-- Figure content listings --

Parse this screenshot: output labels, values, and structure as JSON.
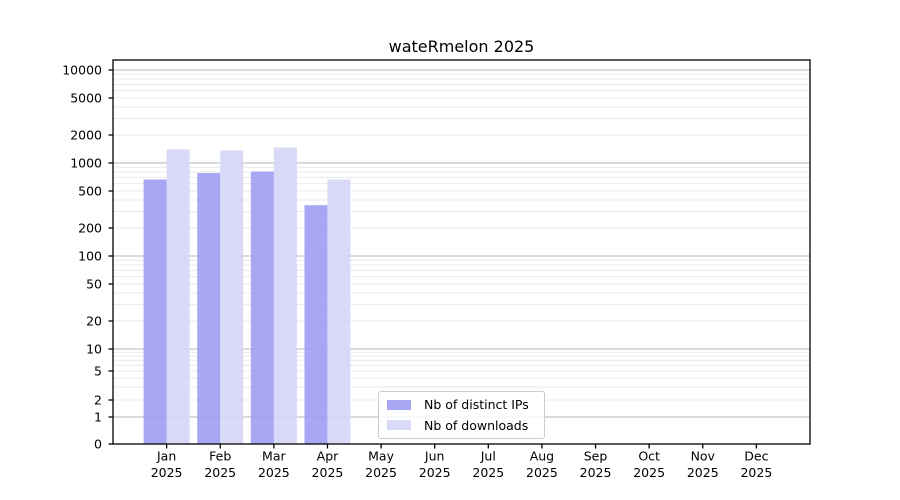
{
  "chart_data": {
    "type": "bar",
    "title": "wateRmelon 2025",
    "xlabel": "",
    "ylabel": "",
    "year": "2025",
    "categories": [
      "Jan",
      "Feb",
      "Mar",
      "Apr",
      "May",
      "Jun",
      "Jul",
      "Aug",
      "Sep",
      "Oct",
      "Nov",
      "Dec"
    ],
    "series": [
      {
        "name": "Nb of distinct IPs",
        "color": "#9f9ff2",
        "values": [
          665,
          780,
          810,
          352,
          null,
          null,
          null,
          null,
          null,
          null,
          null,
          null
        ]
      },
      {
        "name": "Nb of downloads",
        "color": "#d6d6f7",
        "values": [
          1400,
          1365,
          1470,
          665,
          null,
          null,
          null,
          null,
          null,
          null,
          null,
          null
        ]
      }
    ],
    "y_scale": "log (compressed/symlog below 10)",
    "y_ticks": [
      0,
      1,
      2,
      5,
      10,
      20,
      50,
      100,
      200,
      500,
      1000,
      2000,
      5000,
      10000
    ],
    "ylim": [
      0,
      14000
    ],
    "grid": {
      "major_on": true,
      "minor_on": true,
      "major_color": "#b4b4b4",
      "minor_color": "#e9e9e9"
    },
    "legend": {
      "position": "lower center inside plot",
      "border_color": "#cccccc"
    },
    "colors": {
      "axis": "#000000",
      "background": "#ffffff"
    }
  }
}
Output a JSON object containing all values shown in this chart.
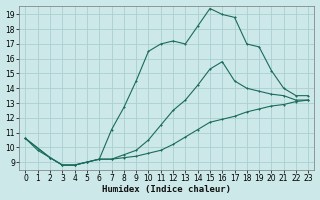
{
  "xlabel": "Humidex (Indice chaleur)",
  "xlim": [
    -0.5,
    23.5
  ],
  "ylim": [
    8.5,
    19.6
  ],
  "xticks": [
    0,
    1,
    2,
    3,
    4,
    5,
    6,
    7,
    8,
    9,
    10,
    11,
    12,
    13,
    14,
    15,
    16,
    17,
    18,
    19,
    20,
    21,
    22,
    23
  ],
  "yticks": [
    9,
    10,
    11,
    12,
    13,
    14,
    15,
    16,
    17,
    18,
    19
  ],
  "bg_color": "#cce8e8",
  "grid_color": "#aacfcf",
  "line_color": "#1a6b5a",
  "line1_x": [
    0,
    1,
    2,
    3,
    4,
    5,
    6,
    7,
    8,
    9,
    10,
    11,
    12,
    13,
    14,
    15,
    16,
    17,
    18,
    19,
    20,
    21,
    22,
    23
  ],
  "line1_y": [
    10.6,
    9.8,
    9.3,
    8.8,
    8.8,
    9.0,
    9.2,
    11.2,
    12.7,
    14.5,
    16.5,
    17.0,
    17.2,
    17.0,
    18.2,
    19.4,
    19.0,
    18.8,
    17.0,
    16.8,
    15.2,
    14.0,
    13.5,
    13.5
  ],
  "line2_x": [
    0,
    2,
    3,
    4,
    5,
    6,
    7,
    8,
    9,
    10,
    11,
    12,
    13,
    14,
    15,
    16,
    17,
    18,
    19,
    20,
    21,
    22,
    23
  ],
  "line2_y": [
    10.6,
    9.3,
    8.8,
    8.8,
    9.0,
    9.2,
    9.2,
    9.5,
    9.8,
    10.5,
    11.5,
    12.5,
    13.2,
    14.2,
    15.3,
    15.8,
    14.5,
    14.0,
    13.8,
    13.6,
    13.5,
    13.2,
    13.2
  ],
  "line3_x": [
    0,
    2,
    3,
    4,
    5,
    6,
    7,
    8,
    9,
    10,
    11,
    12,
    13,
    14,
    15,
    16,
    17,
    18,
    19,
    20,
    21,
    22,
    23
  ],
  "line3_y": [
    10.6,
    9.3,
    8.8,
    8.8,
    9.0,
    9.2,
    9.2,
    9.3,
    9.4,
    9.6,
    9.8,
    10.2,
    10.7,
    11.2,
    11.7,
    11.9,
    12.1,
    12.4,
    12.6,
    12.8,
    12.9,
    13.1,
    13.2
  ]
}
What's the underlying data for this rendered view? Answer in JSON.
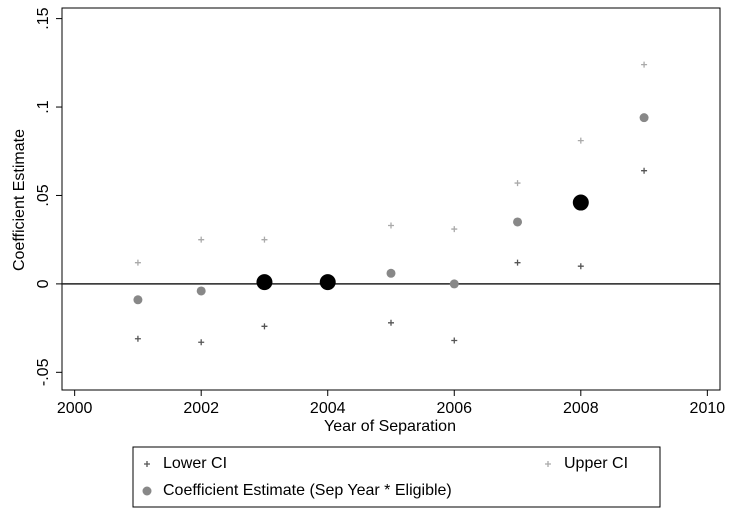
{
  "chart_data": {
    "type": "scatter",
    "xlabel": "Year of Separation",
    "ylabel": "Coefficient Estimate",
    "x": [
      2001,
      2002,
      2003,
      2004,
      2005,
      2006,
      2007,
      2008,
      2009
    ],
    "series": [
      {
        "name": "Lower CI",
        "color": "#555555",
        "marker": "plus",
        "values": [
          -0.031,
          -0.033,
          -0.024,
          null,
          -0.022,
          -0.032,
          0.012,
          0.01,
          0.064
        ]
      },
      {
        "name": "Upper CI",
        "color": "#aaaaaa",
        "marker": "plus",
        "values": [
          0.012,
          0.025,
          0.025,
          null,
          0.033,
          0.031,
          0.057,
          0.081,
          0.124
        ]
      },
      {
        "name": "Coefficient Estimate (Sep Year * Eligible)",
        "color": "#888888",
        "marker": "dot",
        "values": [
          -0.009,
          -0.004,
          null,
          null,
          0.006,
          0.0,
          0.035,
          null,
          0.094
        ]
      },
      {
        "color": "#000000",
        "marker": "bigdot",
        "values": [
          null,
          null,
          0.001,
          0.001,
          null,
          null,
          null,
          0.046,
          null
        ]
      }
    ],
    "xlim": [
      1999.8,
      2010.2
    ],
    "xticks": [
      2000,
      2002,
      2004,
      2006,
      2008,
      2010
    ],
    "ylim": [
      -0.06,
      0.156
    ],
    "yticks": [
      {
        "value": -0.05,
        "label": "-.05"
      },
      0,
      {
        "value": 0.05,
        "label": ".05"
      },
      {
        "value": 0.1,
        "label": ".1"
      },
      {
        "value": 0.15,
        "label": ".15"
      }
    ],
    "reference_line": 0
  }
}
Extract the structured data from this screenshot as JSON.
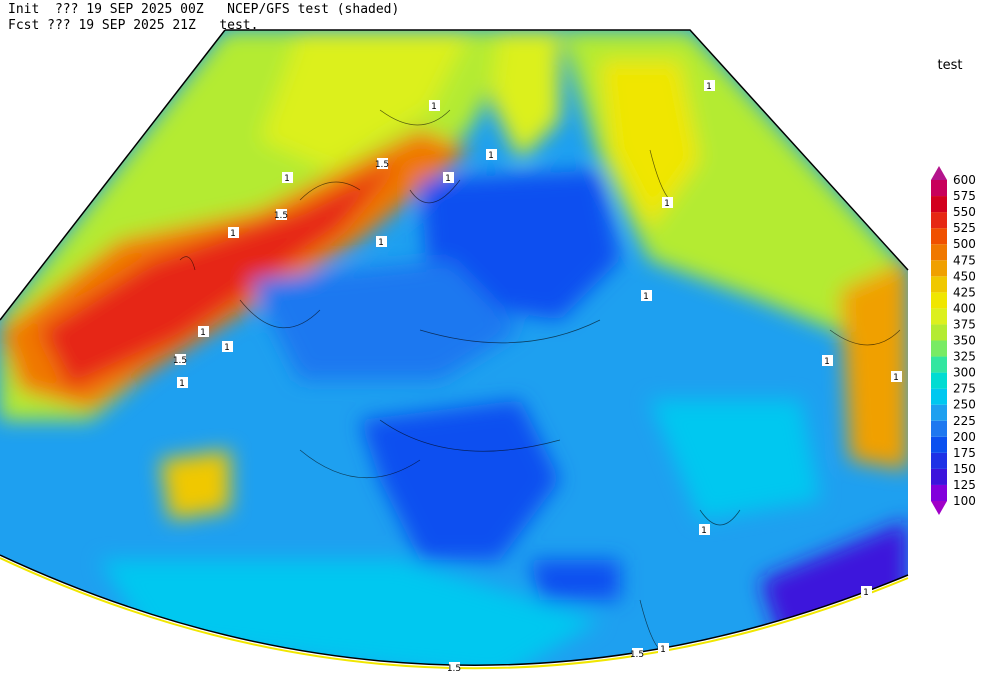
{
  "header": {
    "line1": "Init  ??? 19 SEP 2025 00Z   NCEP/GFS test (shaded)",
    "line2": "Fcst ??? 19 SEP 2025 21Z   test."
  },
  "colorbar": {
    "title": "test",
    "levels": [
      100,
      125,
      150,
      175,
      200,
      225,
      250,
      275,
      300,
      325,
      350,
      375,
      400,
      425,
      450,
      475,
      500,
      525,
      550,
      575,
      600
    ],
    "colors": [
      "#a000c8",
      "#8200dc",
      "#3c14dc",
      "#1e32e6",
      "#0a50f0",
      "#1e78f0",
      "#1ea0f0",
      "#00c8f0",
      "#00dcd2",
      "#32e6a0",
      "#78eb64",
      "#b4eb32",
      "#dcf01e",
      "#f0e600",
      "#f0c800",
      "#f0a000",
      "#f07800",
      "#f05000",
      "#e62814",
      "#d2001e",
      "#c8005a",
      "#b4148c"
    ]
  },
  "map": {
    "contour_labels": [
      "1",
      "1",
      "1",
      "1.5",
      "1",
      "1.5",
      "1",
      "1",
      "1",
      "1",
      "1",
      "1.5",
      "1",
      "1",
      "1",
      "1",
      "1",
      "1",
      "1",
      "1.5",
      "1",
      "1.5"
    ]
  }
}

-- Problem to work on --
Search the data above for lines holding "screenshot" and copy each of them.

-- Exercise answer --
Parse this screenshot: output labels, values, and structure as JSON.
Extract the structured data from this screenshot as JSON.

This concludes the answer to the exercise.